**Task:**
Without the pictures, copy all the entries below exactly.

**Dataset rows:**

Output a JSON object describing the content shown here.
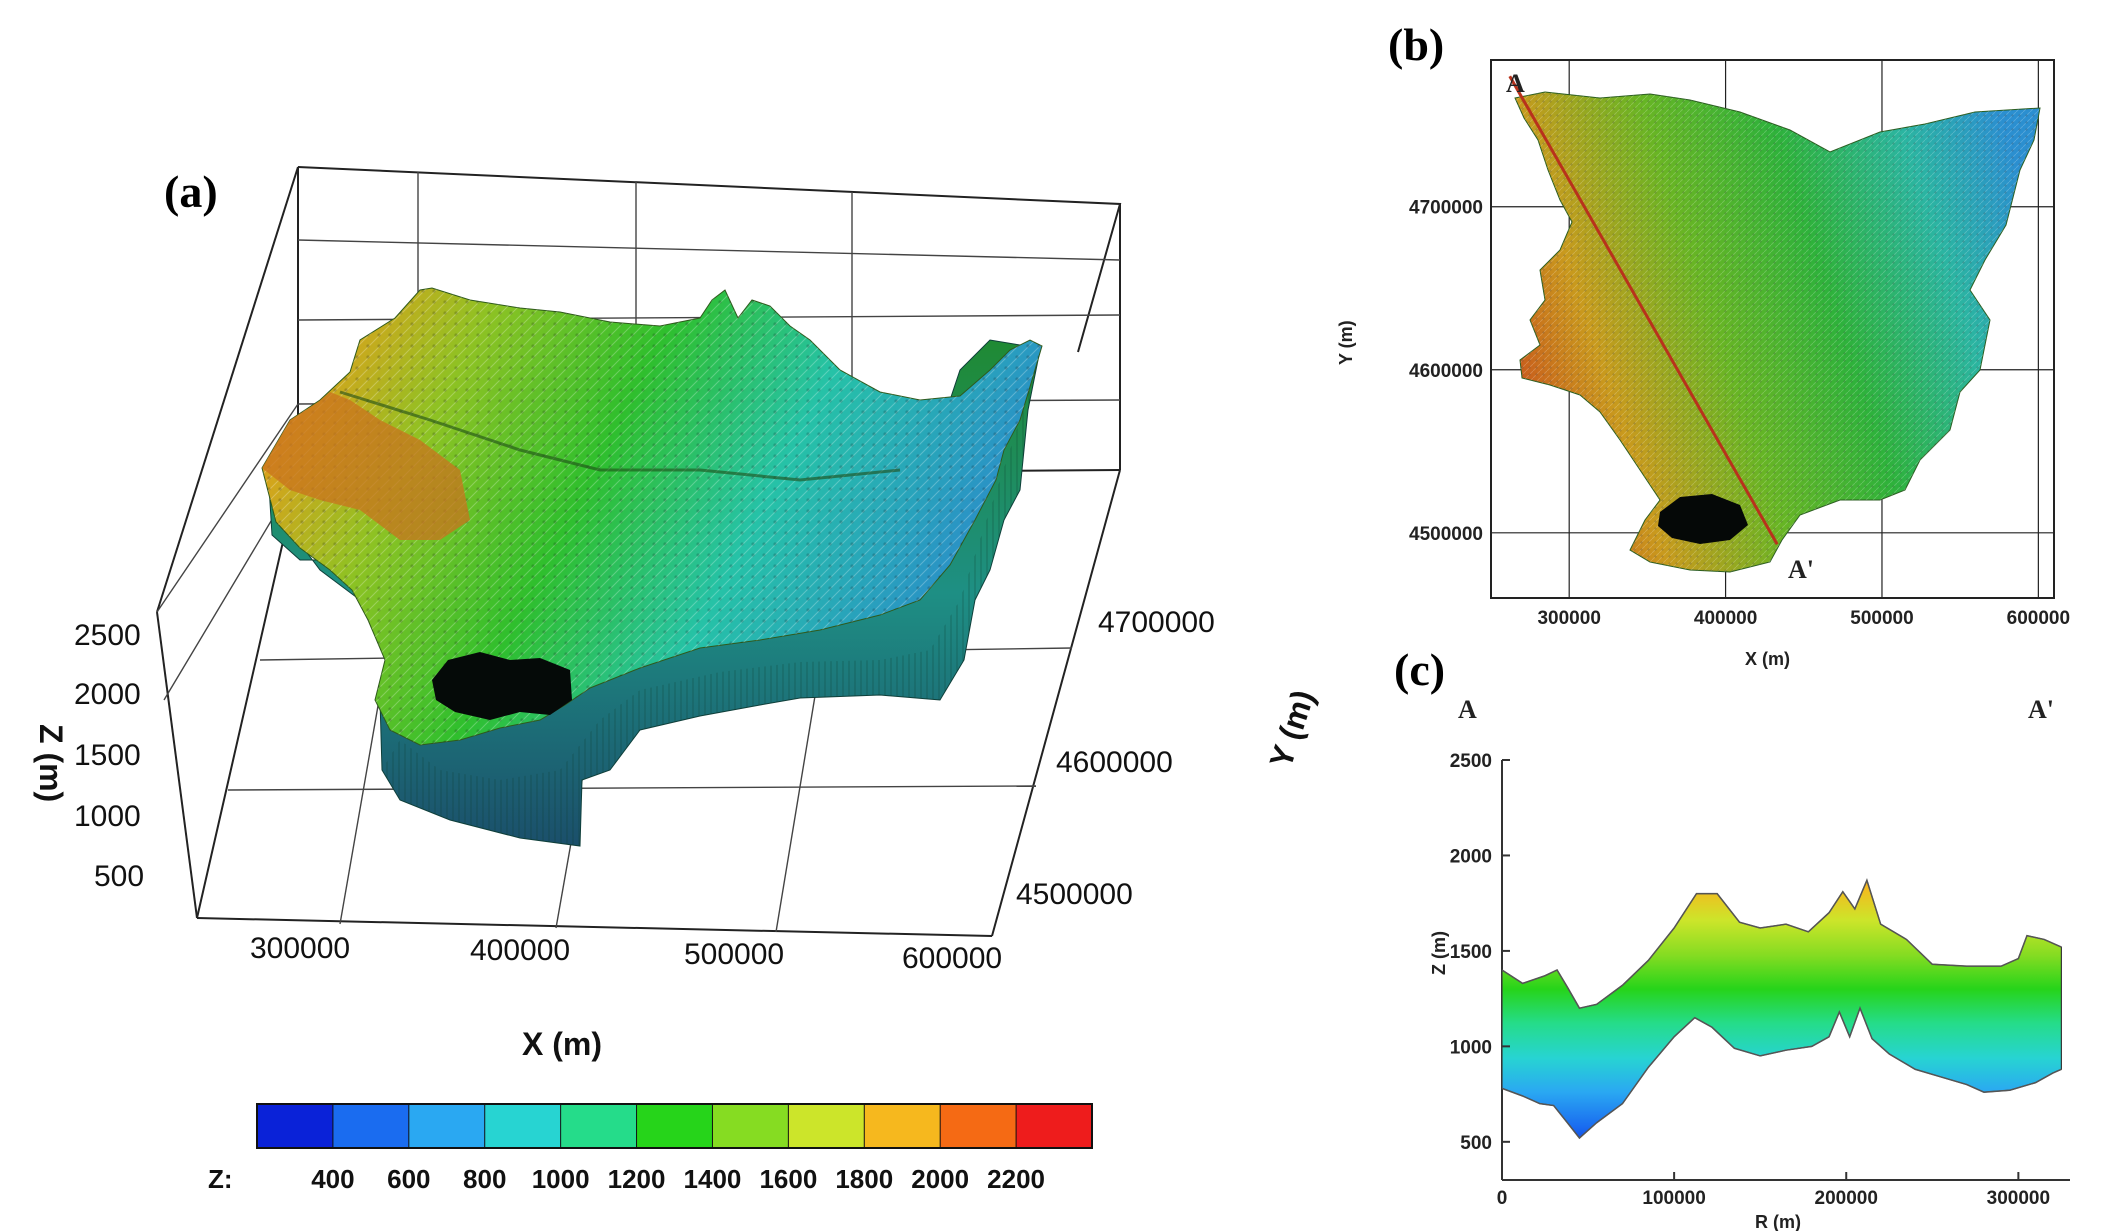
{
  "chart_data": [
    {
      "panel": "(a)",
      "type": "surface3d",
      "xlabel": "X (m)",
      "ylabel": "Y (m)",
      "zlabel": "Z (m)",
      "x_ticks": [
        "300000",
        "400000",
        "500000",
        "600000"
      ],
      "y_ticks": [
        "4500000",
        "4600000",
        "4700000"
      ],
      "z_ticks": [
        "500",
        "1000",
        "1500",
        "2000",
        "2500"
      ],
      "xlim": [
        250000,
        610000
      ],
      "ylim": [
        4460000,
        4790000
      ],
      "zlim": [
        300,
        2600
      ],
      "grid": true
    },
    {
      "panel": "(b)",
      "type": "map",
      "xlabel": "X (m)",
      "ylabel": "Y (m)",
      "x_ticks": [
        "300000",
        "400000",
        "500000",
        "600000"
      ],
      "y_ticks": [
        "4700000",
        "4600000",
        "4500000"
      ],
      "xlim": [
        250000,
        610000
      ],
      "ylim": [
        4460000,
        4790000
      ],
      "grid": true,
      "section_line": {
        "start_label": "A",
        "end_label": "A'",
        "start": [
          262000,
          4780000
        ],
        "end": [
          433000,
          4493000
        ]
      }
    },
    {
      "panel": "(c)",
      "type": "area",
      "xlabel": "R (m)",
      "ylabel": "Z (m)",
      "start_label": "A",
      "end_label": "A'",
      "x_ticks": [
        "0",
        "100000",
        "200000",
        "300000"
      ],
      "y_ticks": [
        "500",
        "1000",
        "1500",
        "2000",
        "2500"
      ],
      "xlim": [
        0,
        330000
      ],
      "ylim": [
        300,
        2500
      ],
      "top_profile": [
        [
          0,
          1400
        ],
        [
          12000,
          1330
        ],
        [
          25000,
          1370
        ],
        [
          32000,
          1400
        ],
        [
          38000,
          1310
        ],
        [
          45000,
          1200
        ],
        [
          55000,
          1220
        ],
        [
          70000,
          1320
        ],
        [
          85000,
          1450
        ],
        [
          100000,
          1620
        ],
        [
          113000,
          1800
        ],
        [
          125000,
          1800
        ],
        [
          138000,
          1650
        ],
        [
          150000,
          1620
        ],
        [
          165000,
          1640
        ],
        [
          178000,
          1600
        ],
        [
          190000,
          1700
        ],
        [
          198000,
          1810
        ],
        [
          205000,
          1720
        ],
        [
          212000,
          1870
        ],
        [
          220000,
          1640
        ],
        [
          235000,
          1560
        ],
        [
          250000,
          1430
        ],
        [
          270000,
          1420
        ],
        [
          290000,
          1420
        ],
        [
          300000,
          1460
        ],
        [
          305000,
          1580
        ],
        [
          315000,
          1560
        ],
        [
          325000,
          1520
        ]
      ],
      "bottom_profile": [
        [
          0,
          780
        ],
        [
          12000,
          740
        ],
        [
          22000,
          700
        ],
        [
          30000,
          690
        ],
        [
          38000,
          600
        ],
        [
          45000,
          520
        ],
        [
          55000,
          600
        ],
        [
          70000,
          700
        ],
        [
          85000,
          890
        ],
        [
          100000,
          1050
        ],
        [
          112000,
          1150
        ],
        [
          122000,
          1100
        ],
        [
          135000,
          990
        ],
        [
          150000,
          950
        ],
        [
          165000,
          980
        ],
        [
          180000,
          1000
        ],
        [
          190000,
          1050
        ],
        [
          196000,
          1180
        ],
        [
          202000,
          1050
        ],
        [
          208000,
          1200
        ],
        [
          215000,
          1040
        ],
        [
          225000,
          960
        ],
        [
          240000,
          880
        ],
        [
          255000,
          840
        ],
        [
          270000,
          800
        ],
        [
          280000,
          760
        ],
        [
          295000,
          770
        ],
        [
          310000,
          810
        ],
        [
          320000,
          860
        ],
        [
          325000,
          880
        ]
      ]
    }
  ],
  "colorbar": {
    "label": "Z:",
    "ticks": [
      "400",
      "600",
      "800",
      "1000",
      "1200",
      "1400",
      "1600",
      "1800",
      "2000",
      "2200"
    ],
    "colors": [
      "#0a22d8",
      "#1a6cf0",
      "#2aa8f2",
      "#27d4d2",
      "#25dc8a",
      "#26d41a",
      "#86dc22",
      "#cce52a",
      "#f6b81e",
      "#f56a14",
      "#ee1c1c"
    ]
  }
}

**Exercise solution:**
Output a JSON object describing the content shown here.
{
  "chart_data": [
    {
      "panel": "(a)",
      "type": "surface3d",
      "xlabel": "X (m)",
      "ylabel": "Y (m)",
      "zlabel": "Z (m)",
      "x_ticks": [
        "300000",
        "400000",
        "500000",
        "600000"
      ],
      "y_ticks": [
        "4500000",
        "4600000",
        "4700000"
      ],
      "z_ticks": [
        "500",
        "1000",
        "1500",
        "2000",
        "2500"
      ],
      "xlim": [
        250000,
        610000
      ],
      "ylim": [
        4460000,
        4790000
      ],
      "zlim": [
        300,
        2600
      ],
      "grid": true
    },
    {
      "panel": "(b)",
      "type": "map",
      "xlabel": "X (m)",
      "ylabel": "Y (m)",
      "x_ticks": [
        "300000",
        "400000",
        "500000",
        "600000"
      ],
      "y_ticks": [
        "4700000",
        "4600000",
        "4500000"
      ],
      "xlim": [
        250000,
        610000
      ],
      "ylim": [
        4460000,
        4790000
      ],
      "grid": true,
      "section_line": {
        "start_label": "A",
        "end_label": "A'",
        "start": [
          262000,
          4780000
        ],
        "end": [
          433000,
          4493000
        ]
      }
    },
    {
      "panel": "(c)",
      "type": "area",
      "xlabel": "R (m)",
      "ylabel": "Z (m)",
      "start_label": "A",
      "end_label": "A'",
      "x_ticks": [
        "0",
        "100000",
        "200000",
        "300000"
      ],
      "y_ticks": [
        "500",
        "1000",
        "1500",
        "2000",
        "2500"
      ],
      "xlim": [
        0,
        330000
      ],
      "ylim": [
        300,
        2500
      ],
      "top_profile": [
        [
          0,
          1400
        ],
        [
          12000,
          1330
        ],
        [
          25000,
          1370
        ],
        [
          32000,
          1400
        ],
        [
          38000,
          1310
        ],
        [
          45000,
          1200
        ],
        [
          55000,
          1220
        ],
        [
          70000,
          1320
        ],
        [
          85000,
          1450
        ],
        [
          100000,
          1620
        ],
        [
          113000,
          1800
        ],
        [
          125000,
          1800
        ],
        [
          138000,
          1650
        ],
        [
          150000,
          1620
        ],
        [
          165000,
          1640
        ],
        [
          178000,
          1600
        ],
        [
          190000,
          1700
        ],
        [
          198000,
          1810
        ],
        [
          205000,
          1720
        ],
        [
          212000,
          1870
        ],
        [
          220000,
          1640
        ],
        [
          235000,
          1560
        ],
        [
          250000,
          1430
        ],
        [
          270000,
          1420
        ],
        [
          290000,
          1420
        ],
        [
          300000,
          1460
        ],
        [
          305000,
          1580
        ],
        [
          315000,
          1560
        ],
        [
          325000,
          1520
        ]
      ],
      "bottom_profile": [
        [
          0,
          780
        ],
        [
          12000,
          740
        ],
        [
          22000,
          700
        ],
        [
          30000,
          690
        ],
        [
          38000,
          600
        ],
        [
          45000,
          520
        ],
        [
          55000,
          600
        ],
        [
          70000,
          700
        ],
        [
          85000,
          890
        ],
        [
          100000,
          1050
        ],
        [
          112000,
          1150
        ],
        [
          122000,
          1100
        ],
        [
          135000,
          990
        ],
        [
          150000,
          950
        ],
        [
          165000,
          980
        ],
        [
          180000,
          1000
        ],
        [
          190000,
          1050
        ],
        [
          196000,
          1180
        ],
        [
          202000,
          1050
        ],
        [
          208000,
          1200
        ],
        [
          215000,
          1040
        ],
        [
          225000,
          960
        ],
        [
          240000,
          880
        ],
        [
          255000,
          840
        ],
        [
          270000,
          800
        ],
        [
          280000,
          760
        ],
        [
          295000,
          770
        ],
        [
          310000,
          810
        ],
        [
          320000,
          860
        ],
        [
          325000,
          880
        ]
      ]
    }
  ],
  "colorbar": {
    "label": "Z:",
    "ticks": [
      "400",
      "600",
      "800",
      "1000",
      "1200",
      "1400",
      "1600",
      "1800",
      "2000",
      "2200"
    ],
    "colors": [
      "#0a22d8",
      "#1a6cf0",
      "#2aa8f2",
      "#27d4d2",
      "#25dc8a",
      "#26d41a",
      "#86dc22",
      "#cce52a",
      "#f6b81e",
      "#f56a14",
      "#ee1c1c"
    ]
  }
}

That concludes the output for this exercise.